Work to do>
Select the lines of the records containing the word "title" and list them.

Dataset items>
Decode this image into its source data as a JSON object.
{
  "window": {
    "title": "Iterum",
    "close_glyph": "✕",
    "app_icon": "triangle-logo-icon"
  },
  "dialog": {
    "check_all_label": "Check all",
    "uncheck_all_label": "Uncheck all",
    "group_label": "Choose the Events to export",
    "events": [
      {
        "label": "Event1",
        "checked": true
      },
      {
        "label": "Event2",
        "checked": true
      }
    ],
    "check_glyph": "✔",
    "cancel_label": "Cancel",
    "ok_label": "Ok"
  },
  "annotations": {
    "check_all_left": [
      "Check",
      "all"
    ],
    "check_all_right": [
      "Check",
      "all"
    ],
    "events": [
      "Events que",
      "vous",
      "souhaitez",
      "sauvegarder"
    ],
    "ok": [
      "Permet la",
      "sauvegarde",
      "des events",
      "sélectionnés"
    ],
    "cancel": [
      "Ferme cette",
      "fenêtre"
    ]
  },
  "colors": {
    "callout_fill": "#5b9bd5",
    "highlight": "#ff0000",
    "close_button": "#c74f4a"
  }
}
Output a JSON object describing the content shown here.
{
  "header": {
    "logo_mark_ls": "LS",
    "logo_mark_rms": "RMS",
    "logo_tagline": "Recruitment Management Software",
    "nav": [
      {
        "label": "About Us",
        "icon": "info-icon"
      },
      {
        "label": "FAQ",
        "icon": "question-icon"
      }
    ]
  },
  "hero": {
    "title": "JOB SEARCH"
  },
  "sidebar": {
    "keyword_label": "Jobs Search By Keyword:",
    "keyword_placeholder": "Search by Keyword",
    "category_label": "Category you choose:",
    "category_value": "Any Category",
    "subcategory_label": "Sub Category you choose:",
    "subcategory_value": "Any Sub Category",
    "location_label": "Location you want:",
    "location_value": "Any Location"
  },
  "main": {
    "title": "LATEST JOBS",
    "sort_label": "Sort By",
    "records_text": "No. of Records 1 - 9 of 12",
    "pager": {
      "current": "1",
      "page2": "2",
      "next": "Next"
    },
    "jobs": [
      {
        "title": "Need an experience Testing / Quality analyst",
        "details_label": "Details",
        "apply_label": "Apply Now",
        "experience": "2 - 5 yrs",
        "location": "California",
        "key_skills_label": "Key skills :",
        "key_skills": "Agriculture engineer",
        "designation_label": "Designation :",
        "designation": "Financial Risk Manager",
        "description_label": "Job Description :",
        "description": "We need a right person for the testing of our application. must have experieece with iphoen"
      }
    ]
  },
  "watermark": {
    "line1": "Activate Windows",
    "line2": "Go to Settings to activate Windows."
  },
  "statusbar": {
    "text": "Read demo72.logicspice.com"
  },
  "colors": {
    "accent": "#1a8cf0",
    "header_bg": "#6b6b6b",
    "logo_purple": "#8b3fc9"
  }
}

Written solution>
    "title": "Iterum",
    "title": "JOB SEARCH"
    "title": "LATEST JOBS",
        "title": "Need an experience Testing / Quality analyst",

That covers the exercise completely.